** Begin **

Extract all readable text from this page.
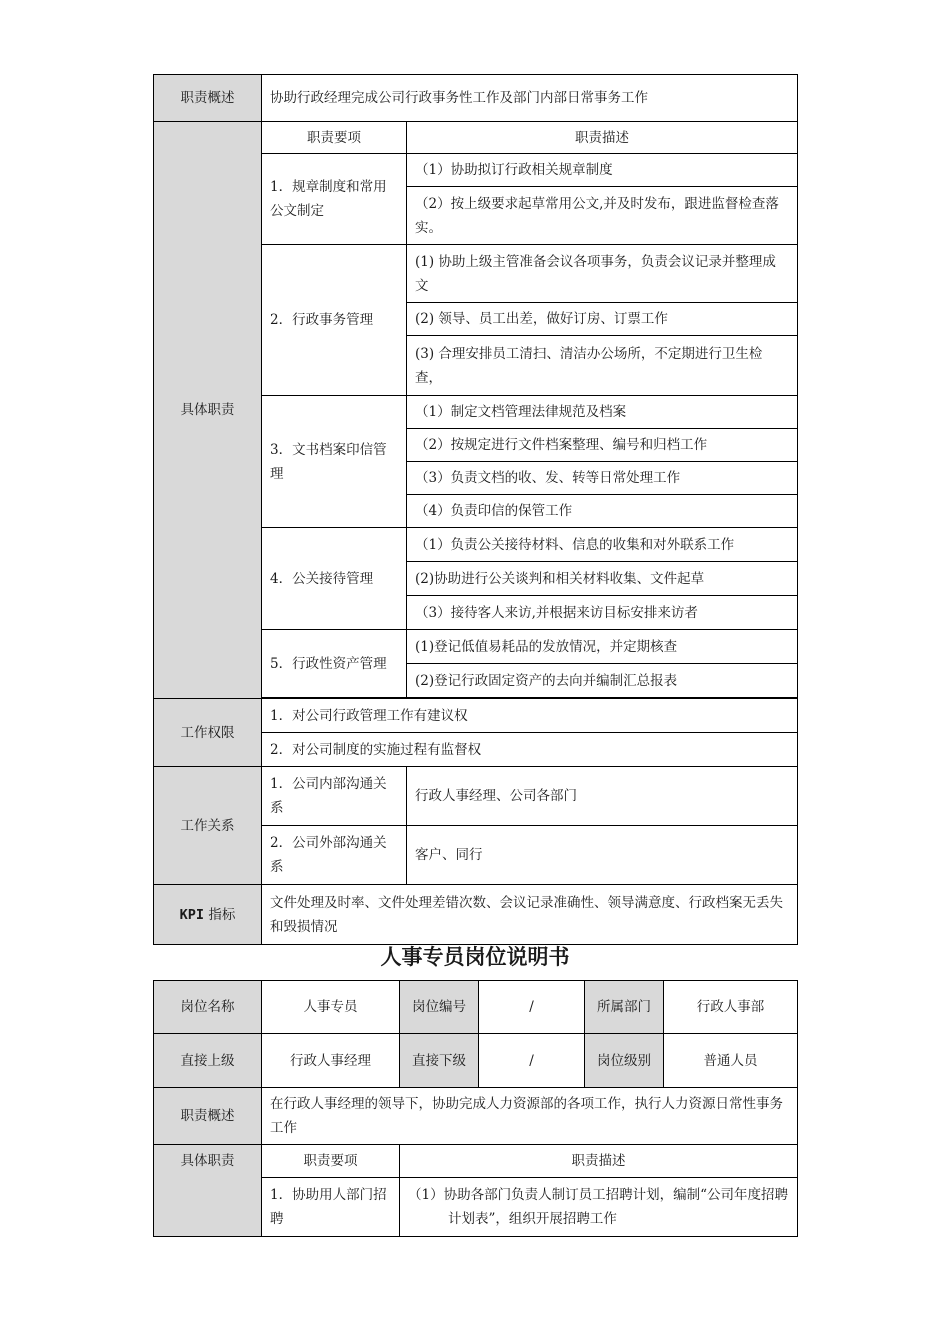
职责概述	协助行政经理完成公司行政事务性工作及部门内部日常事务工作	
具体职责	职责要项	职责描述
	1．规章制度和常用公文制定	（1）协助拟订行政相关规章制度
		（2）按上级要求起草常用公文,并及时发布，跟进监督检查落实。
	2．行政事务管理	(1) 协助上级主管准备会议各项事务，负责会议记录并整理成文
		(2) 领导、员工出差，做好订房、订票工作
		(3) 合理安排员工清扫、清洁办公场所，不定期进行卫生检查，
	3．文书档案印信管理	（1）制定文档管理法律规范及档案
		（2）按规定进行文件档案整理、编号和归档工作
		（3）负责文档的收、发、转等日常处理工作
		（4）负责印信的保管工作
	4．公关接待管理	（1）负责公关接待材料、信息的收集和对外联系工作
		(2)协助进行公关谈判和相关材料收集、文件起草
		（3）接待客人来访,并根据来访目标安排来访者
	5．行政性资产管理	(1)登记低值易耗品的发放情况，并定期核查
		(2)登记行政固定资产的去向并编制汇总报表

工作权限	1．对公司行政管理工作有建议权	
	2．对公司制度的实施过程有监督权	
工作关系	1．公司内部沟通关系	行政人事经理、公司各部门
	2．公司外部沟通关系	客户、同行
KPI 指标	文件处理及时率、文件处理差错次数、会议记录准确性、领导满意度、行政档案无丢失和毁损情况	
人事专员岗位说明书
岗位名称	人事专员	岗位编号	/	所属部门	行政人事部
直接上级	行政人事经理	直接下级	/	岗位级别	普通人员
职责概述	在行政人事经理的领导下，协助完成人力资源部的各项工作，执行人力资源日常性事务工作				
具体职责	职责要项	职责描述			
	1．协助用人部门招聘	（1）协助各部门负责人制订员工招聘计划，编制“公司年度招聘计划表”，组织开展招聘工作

** End **
** Begin **

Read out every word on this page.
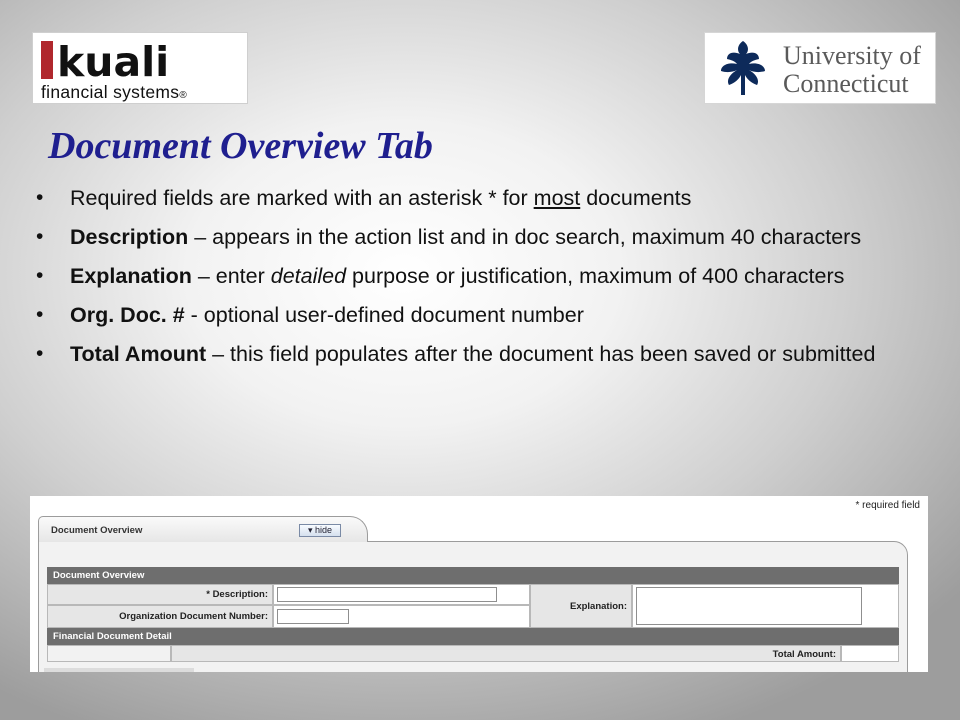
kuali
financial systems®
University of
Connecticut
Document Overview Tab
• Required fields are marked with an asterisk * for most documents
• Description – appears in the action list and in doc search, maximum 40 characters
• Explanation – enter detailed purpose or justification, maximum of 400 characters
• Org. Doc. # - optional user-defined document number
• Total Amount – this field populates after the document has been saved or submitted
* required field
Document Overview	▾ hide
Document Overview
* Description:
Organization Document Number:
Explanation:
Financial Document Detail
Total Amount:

** End **

Look over the material above and show each line where "Description" appears.

▶ [EXERCISE SOLUTION]:
• Description – appears in the action list and in doc search, maximum 40 characters
* Description:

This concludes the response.